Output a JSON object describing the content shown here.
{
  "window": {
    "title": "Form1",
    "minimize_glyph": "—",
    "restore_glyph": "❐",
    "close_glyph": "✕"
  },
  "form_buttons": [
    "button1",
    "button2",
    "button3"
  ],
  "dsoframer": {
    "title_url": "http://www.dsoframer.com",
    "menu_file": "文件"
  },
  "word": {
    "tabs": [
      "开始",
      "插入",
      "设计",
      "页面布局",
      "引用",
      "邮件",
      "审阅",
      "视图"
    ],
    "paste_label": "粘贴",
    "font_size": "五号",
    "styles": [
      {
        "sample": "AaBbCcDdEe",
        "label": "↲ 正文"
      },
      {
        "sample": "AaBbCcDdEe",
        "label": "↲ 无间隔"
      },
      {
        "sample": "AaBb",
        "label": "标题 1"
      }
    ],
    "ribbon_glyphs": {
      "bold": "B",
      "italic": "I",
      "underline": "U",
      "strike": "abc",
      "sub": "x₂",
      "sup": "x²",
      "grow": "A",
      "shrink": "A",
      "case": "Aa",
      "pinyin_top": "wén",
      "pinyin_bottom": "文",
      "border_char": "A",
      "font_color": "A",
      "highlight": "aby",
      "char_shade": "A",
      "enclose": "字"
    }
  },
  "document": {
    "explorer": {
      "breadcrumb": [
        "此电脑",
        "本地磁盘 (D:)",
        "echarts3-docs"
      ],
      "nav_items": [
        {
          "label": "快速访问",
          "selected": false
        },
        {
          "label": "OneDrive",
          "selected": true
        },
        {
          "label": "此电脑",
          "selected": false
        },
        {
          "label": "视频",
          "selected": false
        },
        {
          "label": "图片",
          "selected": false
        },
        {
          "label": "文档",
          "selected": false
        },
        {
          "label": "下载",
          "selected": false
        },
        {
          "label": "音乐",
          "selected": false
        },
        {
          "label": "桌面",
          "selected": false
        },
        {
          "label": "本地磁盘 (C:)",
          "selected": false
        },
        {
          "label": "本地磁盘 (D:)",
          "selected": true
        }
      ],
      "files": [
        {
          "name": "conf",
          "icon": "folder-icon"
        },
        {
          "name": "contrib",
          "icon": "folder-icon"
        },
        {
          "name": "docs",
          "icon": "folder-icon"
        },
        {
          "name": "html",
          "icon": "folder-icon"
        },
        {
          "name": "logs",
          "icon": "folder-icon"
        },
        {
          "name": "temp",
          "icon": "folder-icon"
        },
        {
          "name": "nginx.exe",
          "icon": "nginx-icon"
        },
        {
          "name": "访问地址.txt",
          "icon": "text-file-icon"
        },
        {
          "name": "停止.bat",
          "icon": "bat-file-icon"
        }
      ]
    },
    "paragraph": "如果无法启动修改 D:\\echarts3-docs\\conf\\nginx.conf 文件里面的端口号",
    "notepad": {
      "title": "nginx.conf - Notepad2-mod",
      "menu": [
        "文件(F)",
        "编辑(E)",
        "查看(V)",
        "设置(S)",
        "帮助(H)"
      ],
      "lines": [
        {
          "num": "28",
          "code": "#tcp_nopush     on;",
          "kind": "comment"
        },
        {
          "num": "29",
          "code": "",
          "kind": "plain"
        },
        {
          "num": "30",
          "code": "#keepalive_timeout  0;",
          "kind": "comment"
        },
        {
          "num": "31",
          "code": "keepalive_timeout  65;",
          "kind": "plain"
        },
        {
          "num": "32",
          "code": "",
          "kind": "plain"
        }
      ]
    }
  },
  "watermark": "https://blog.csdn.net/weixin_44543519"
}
.....
▶ [Task description]:
Go through the records above and copy every line with the word "dsoframer".

▶ [Result of this task]:
  "dsoframer": {
    "title_url": "http://www.dsoframer.com",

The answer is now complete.